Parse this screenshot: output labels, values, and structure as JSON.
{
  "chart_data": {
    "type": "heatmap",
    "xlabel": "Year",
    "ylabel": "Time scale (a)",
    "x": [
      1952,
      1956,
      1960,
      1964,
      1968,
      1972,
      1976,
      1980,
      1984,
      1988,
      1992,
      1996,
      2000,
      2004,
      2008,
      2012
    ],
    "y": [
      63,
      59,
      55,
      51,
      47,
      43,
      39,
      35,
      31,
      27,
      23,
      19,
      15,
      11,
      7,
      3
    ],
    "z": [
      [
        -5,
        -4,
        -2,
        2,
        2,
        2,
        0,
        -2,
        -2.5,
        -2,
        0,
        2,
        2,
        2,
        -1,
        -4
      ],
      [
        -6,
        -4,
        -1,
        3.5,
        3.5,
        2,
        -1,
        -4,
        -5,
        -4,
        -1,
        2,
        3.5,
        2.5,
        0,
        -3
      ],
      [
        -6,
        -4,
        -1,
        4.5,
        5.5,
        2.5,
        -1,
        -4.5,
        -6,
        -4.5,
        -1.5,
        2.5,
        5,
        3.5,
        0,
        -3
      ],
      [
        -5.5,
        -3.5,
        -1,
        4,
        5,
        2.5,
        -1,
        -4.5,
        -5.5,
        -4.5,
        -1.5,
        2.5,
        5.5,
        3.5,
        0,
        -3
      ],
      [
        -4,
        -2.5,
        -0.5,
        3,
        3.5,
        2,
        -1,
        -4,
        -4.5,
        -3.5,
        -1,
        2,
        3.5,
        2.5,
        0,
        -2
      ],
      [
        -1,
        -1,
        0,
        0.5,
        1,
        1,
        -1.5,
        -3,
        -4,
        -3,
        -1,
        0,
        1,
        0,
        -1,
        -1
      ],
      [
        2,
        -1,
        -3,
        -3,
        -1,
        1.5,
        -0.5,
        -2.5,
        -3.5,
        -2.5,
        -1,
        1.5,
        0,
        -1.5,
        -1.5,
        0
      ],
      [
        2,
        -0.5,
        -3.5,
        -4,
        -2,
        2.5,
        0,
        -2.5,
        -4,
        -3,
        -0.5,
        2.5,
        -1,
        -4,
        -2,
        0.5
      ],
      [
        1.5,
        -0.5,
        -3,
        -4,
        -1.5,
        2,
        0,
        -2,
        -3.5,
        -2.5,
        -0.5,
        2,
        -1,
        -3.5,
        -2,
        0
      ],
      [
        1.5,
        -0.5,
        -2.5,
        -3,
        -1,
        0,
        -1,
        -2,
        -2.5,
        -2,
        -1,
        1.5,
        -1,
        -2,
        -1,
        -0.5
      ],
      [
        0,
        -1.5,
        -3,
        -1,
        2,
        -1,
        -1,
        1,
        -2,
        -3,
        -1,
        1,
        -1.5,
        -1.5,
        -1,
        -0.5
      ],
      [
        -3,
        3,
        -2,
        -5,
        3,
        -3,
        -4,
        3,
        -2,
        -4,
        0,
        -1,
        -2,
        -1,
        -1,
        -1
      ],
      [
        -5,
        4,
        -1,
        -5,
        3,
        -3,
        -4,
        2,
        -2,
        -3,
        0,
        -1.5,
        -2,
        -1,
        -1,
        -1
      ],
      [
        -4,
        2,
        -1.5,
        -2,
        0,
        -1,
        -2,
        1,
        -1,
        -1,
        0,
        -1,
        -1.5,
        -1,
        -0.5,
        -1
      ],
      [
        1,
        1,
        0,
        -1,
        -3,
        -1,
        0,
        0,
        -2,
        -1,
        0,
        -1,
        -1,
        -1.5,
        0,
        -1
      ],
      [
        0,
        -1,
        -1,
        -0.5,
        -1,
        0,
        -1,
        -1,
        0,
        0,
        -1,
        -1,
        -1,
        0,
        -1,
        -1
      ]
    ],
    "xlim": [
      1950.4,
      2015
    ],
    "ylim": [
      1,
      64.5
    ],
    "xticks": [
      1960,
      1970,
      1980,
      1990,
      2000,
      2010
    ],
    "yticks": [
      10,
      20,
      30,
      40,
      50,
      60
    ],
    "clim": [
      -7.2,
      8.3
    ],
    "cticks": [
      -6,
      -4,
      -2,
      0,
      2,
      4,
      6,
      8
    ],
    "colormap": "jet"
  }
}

----

→ **The exercise**
Extract all of the material exactly as it is written.

→ **Output for this exercise**
Parse this screenshot: output labels, values, and structure as JSON.
{
  "chart_data": {
    "type": "heatmap",
    "xlabel": "Year",
    "ylabel": "Time scale (a)",
    "x": [
      1952,
      1956,
      1960,
      1964,
      1968,
      1972,
      1976,
      1980,
      1984,
      1988,
      1992,
      1996,
      2000,
      2004,
      2008,
      2012
    ],
    "y": [
      63,
      59,
      55,
      51,
      47,
      43,
      39,
      35,
      31,
      27,
      23,
      19,
      15,
      11,
      7,
      3
    ],
    "z": [
      [
        -5,
        -4,
        -2,
        2,
        2,
        2,
        0,
        -2,
        -2.5,
        -2,
        0,
        2,
        2,
        2,
        -1,
        -4
      ],
      [
        -6,
        -4,
        -1,
        3.5,
        3.5,
        2,
        -1,
        -4,
        -5,
        -4,
        -1,
        2,
        3.5,
        2.5,
        0,
        -3
      ],
      [
        -6,
        -4,
        -1,
        4.5,
        5.5,
        2.5,
        -1,
        -4.5,
        -6,
        -4.5,
        -1.5,
        2.5,
        5,
        3.5,
        0,
        -3
      ],
      [
        -5.5,
        -3.5,
        -1,
        4,
        5,
        2.5,
        -1,
        -4.5,
        -5.5,
        -4.5,
        -1.5,
        2.5,
        5.5,
        3.5,
        0,
        -3
      ],
      [
        -4,
        -2.5,
        -0.5,
        3,
        3.5,
        2,
        -1,
        -4,
        -4.5,
        -3.5,
        -1,
        2,
        3.5,
        2.5,
        0,
        -2
      ],
      [
        -1,
        -1,
        0,
        0.5,
        1,
        1,
        -1.5,
        -3,
        -4,
        -3,
        -1,
        0,
        1,
        0,
        -1,
        -1
      ],
      [
        2,
        -1,
        -3,
        -3,
        -1,
        1.5,
        -0.5,
        -2.5,
        -3.5,
        -2.5,
        -1,
        1.5,
        0,
        -1.5,
        -1.5,
        0
      ],
      [
        2,
        -0.5,
        -3.5,
        -4,
        -2,
        2.5,
        0,
        -2.5,
        -4,
        -3,
        -0.5,
        2.5,
        -1,
        -4,
        -2,
        0.5
      ],
      [
        1.5,
        -0.5,
        -3,
        -4,
        -1.5,
        2,
        0,
        -2,
        -3.5,
        -2.5,
        -0.5,
        2,
        -1,
        -3.5,
        -2,
        0
      ],
      [
        1.5,
        -0.5,
        -2.5,
        -3,
        -1,
        0,
        -1,
        -2,
        -2.5,
        -2,
        -1,
        1.5,
        -1,
        -2,
        -1,
        -0.5
      ],
      [
        0,
        -1.5,
        -3,
        -1,
        2,
        -1,
        -1,
        1,
        -2,
        -3,
        -1,
        1,
        -1.5,
        -1.5,
        -1,
        -0.5
      ],
      [
        -3,
        3,
        -2,
        -5,
        3,
        -3,
        -4,
        3,
        -2,
        -4,
        0,
        -1,
        -2,
        -1,
        -1,
        -1
      ],
      [
        -5,
        4,
        -1,
        -5,
        3,
        -3,
        -4,
        2,
        -2,
        -3,
        0,
        -1.5,
        -2,
        -1,
        -1,
        -1
      ],
      [
        -4,
        2,
        -1.5,
        -2,
        0,
        -1,
        -2,
        1,
        -1,
        -1,
        0,
        -1,
        -1.5,
        -1,
        -0.5,
        -1
      ],
      [
        1,
        1,
        0,
        -1,
        -3,
        -1,
        0,
        0,
        -2,
        -1,
        0,
        -1,
        -1,
        -1.5,
        0,
        -1
      ],
      [
        0,
        -1,
        -1,
        -0.5,
        -1,
        0,
        -1,
        -1,
        0,
        0,
        -1,
        -1,
        -1,
        0,
        -1,
        -1
      ]
    ],
    "xlim": [
      1950.4,
      2015
    ],
    "ylim": [
      1,
      64.5
    ],
    "xticks": [
      1960,
      1970,
      1980,
      1990,
      2000,
      2010
    ],
    "yticks": [
      10,
      20,
      30,
      40,
      50,
      60
    ],
    "clim": [
      -7.2,
      8.3
    ],
    "cticks": [
      -6,
      -4,
      -2,
      0,
      2,
      4,
      6,
      8
    ],
    "colormap": "jet"
  }
}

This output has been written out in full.